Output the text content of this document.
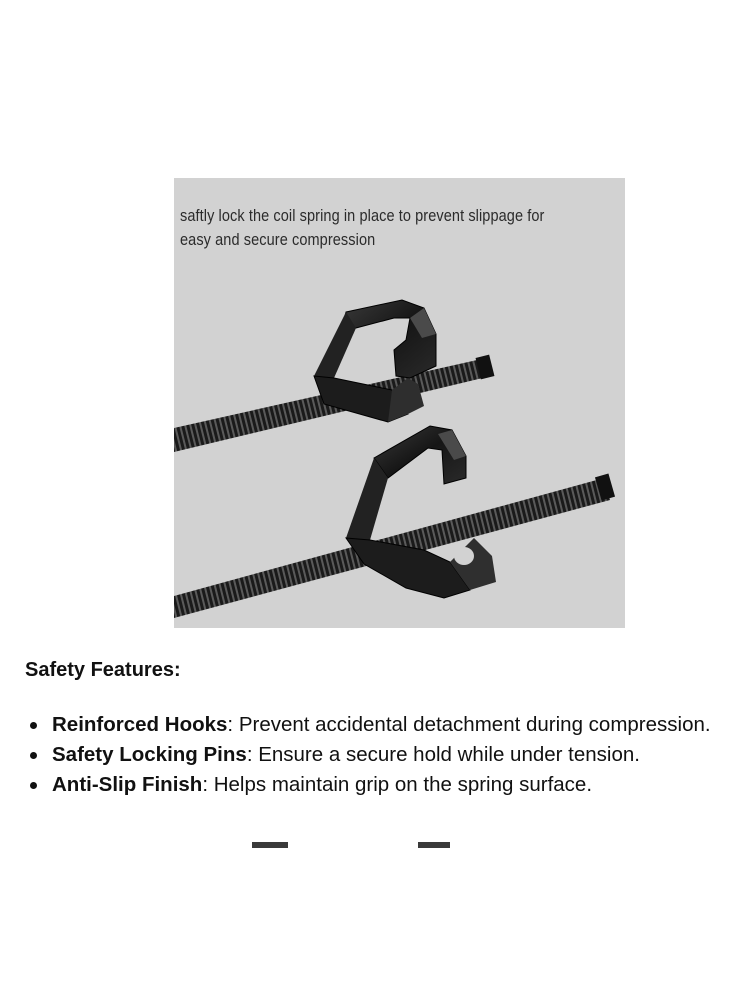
saftly lock the coil spring in place to prevent slippage for easy and secure compression
Safety Features:
Reinforced Hooks: Prevent accidental detachment during compression.
Safety Locking Pins: Ensure a secure hold while under tension.
Anti-Slip Finish: Helps maintain grip on the spring surface.
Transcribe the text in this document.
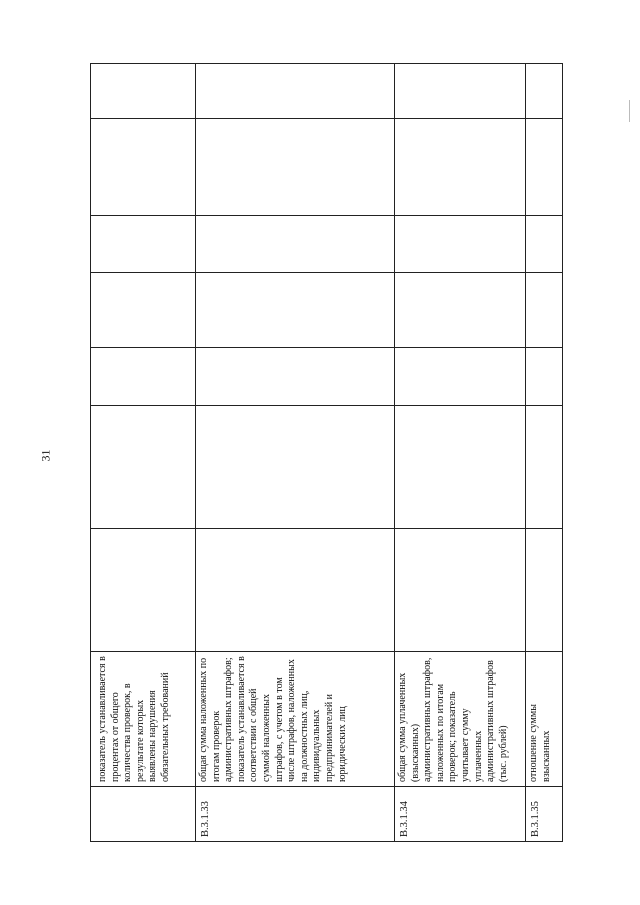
31
	показатель устанавливается в процентах от общего количества проверок, в результате которых выявлены нарушения обязательных требований							
В.3.1.33	общая сумма наложенных по итогам проверок административных штрафов; показатель устанавливается в соответствии с общей суммой наложенных штрафов, с учетом в том числе штрафов, наложенных на должностных лиц, индивидуальных предпринимателей и юридических лиц							
В.3.1.34	общая сумма уплаченных (взысканных) административных штрафов, наложенных по итогам проверок; показатель учитывает сумму уплаченных административных штрафов (тыс. рублей)							
В.3.1.35	отношение суммы взысканных							
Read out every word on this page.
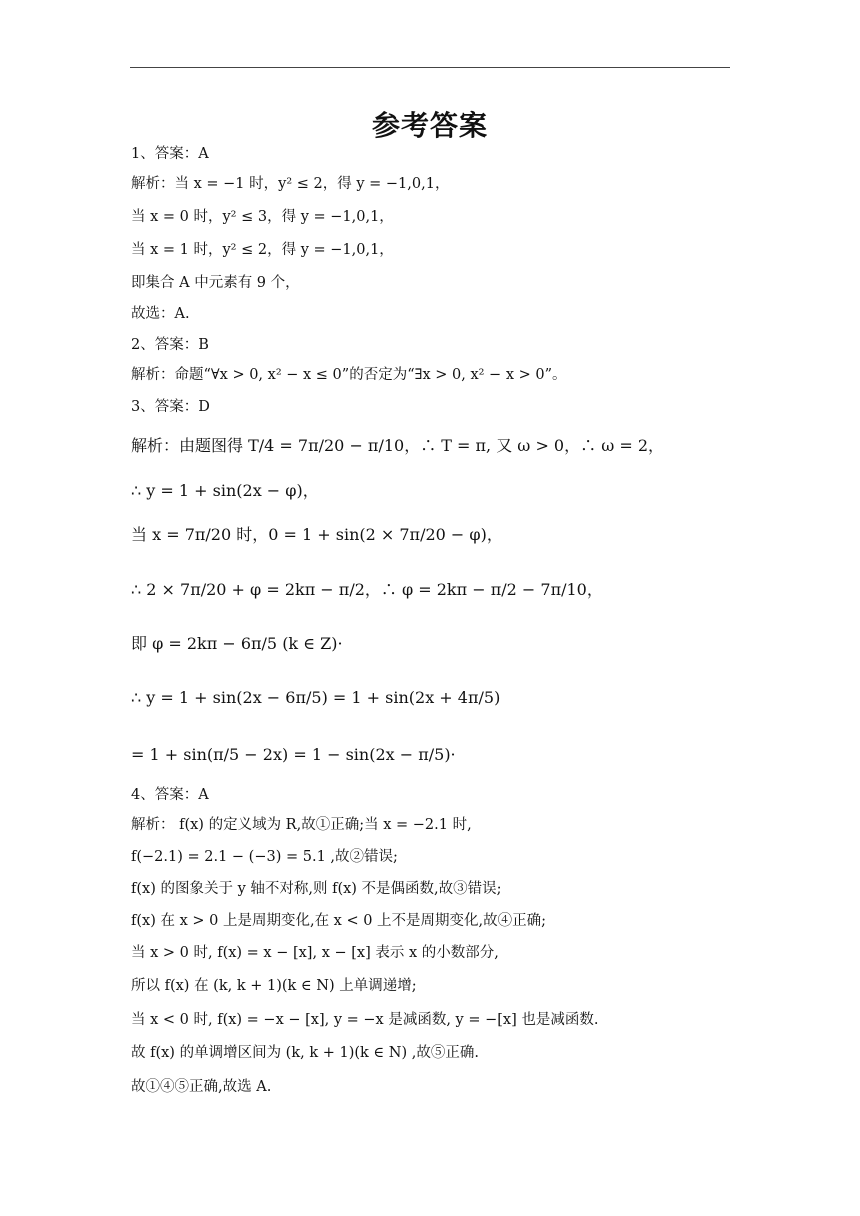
参考答案
1、答案：A
解析：当 x = −1 时，y² ≤ 2，得 y = −1,0,1，
当 x = 0 时，y² ≤ 3，得 y = −1,0,1，
当 x = 1 时，y² ≤ 2，得 y = −1,0,1，
即集合 A 中元素有 9 个，
故选：A.
2、答案：B
解析：命题“∀x > 0, x² − x ≤ 0”的否定为“∃x > 0, x² − x > 0”。
3、答案：D
解析：由题图得 T/4 = 7π/20 − π/10，∴ T = π, 又 ω > 0，∴ ω = 2，
∴ y = 1 + sin(2x − φ)，
当 x = 7π/20 时，0 = 1 + sin(2 × 7π/20 − φ)，
∴ 2 × 7π/20 + φ = 2kπ − π/2，∴ φ = 2kπ − π/2 − 7π/10，
即 φ = 2kπ − 6π/5 (k ∈ Z)·
∴ y = 1 + sin(2x − 6π/5) = 1 + sin(2x + 4π/5)
= 1 + sin(π/5 − 2x) = 1 − sin(2x − π/5)·
4、答案：A
解析： f(x) 的定义域为 R,故①正确;当 x = −2.1 时,
f(−2.1) = 2.1 − (−3) = 5.1 ,故②错误;
f(x) 的图象关于 y 轴不对称,则 f(x) 不是偶函数,故③错误;
f(x) 在 x > 0 上是周期变化,在 x < 0 上不是周期变化,故④正确;
当 x > 0 时, f(x) = x − [x], x − [x] 表示 x 的小数部分,
所以 f(x) 在 (k, k + 1)(k ∈ N) 上单调递增;
当 x < 0 时, f(x) = −x − [x], y = −x 是减函数, y = −[x] 也是减函数.
故 f(x) 的单调增区间为 (k, k + 1)(k ∈ N) ,故⑤正确.
故①④⑤正确,故选 A.
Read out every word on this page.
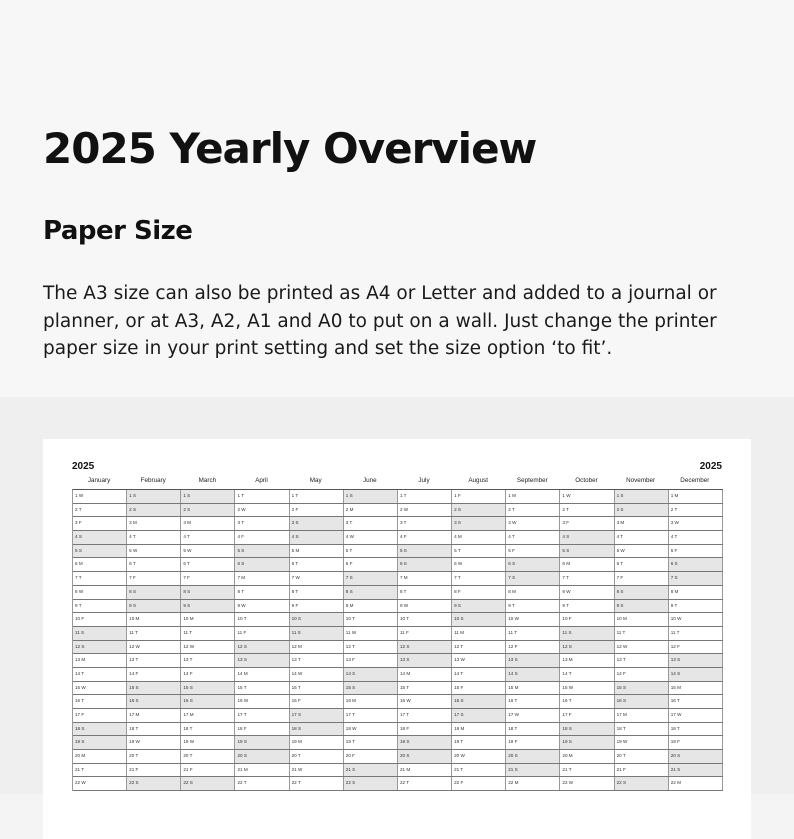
2025 Yearly Overview
Paper Size

The A3 size can also be printed as A4 or Letter and added to a journal or planner, or at A3, A2, A1 and A0 to put on a wall. Just change the printer paper size in your print setting and set the size option ‘to fit’.

2025	2025
January	February	March	April	May	June	July	August	September	October	November	December
1 W	1 S	1 S	1 T	1 T	1 S	1 T	1 F	1 M	1 W	1 S	1 M
2 T	2 S	2 S	2 W	2 F	2 M	2 W	2 S	2 T	2 T	2 S	2 T
3 F	3 M	3 M	3 T	3 S	3 T	3 T	3 S	3 W	3 F	3 M	3 W
4 S	4 T	4 T	4 F	4 S	4 W	4 F	4 M	4 T	4 S	4 T	4 T
5 S	5 W	5 W	5 S	5 M	5 T	5 S	5 T	5 F	5 S	5 W	5 F
6 M	6 T	6 T	6 S	6 T	6 F	6 S	6 W	6 S	6 M	6 T	6 S
7 T	7 F	7 F	7 M	7 W	7 S	7 M	7 T	7 S	7 T	7 F	7 S
8 W	8 S	8 S	8 T	8 T	8 S	8 T	8 F	8 M	8 W	8 S	8 M
9 T	9 S	9 S	9 W	9 F	9 M	9 W	9 S	9 T	9 T	9 S	9 T
10 F	10 M	10 M	10 T	10 S	10 T	10 T	10 S	10 W	10 F	10 M	10 W
11 S	11 T	11 T	11 F	11 S	11 W	11 F	11 M	11 T	11 S	11 T	11 T
12 S	12 W	12 W	12 S	12 M	12 T	12 S	12 T	12 F	12 S	12 W	12 F
13 M	13 T	13 T	13 S	13 T	13 F	13 S	13 W	13 S	13 M	13 T	13 S
14 T	14 F	14 F	14 M	14 W	14 S	14 M	14 T	14 S	14 T	14 F	14 S
15 W	15 S	15 S	15 T	15 T	15 S	15 T	15 F	15 M	15 W	15 S	15 M
16 T	16 S	16 S	16 W	16 F	16 M	16 W	16 S	16 T	16 T	16 S	16 T
17 F	17 M	17 M	17 T	17 S	17 T	17 T	17 S	17 W	17 F	17 M	17 W
18 S	18 T	18 T	18 F	18 S	18 W	18 F	18 M	18 T	18 S	18 T	18 T
19 S	19 W	19 W	19 S	19 M	19 T	19 S	19 T	19 F	19 S	19 W	19 F
20 M	20 T	20 T	20 S	20 T	20 F	20 S	20 W	20 S	20 M	20 T	20 S
21 T	21 F	21 F	21 M	21 W	21 S	21 M	21 T	21 S	21 T	21 F	21 S
22 W	22 S	22 S	22 T	22 T	22 S	22 T	22 F	22 M	22 W	22 S	22 M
-------------------------
In the entries above, identify every line with the string "document".

▶ RESULT
Output the text content of this document.
Transcribe the text in this document.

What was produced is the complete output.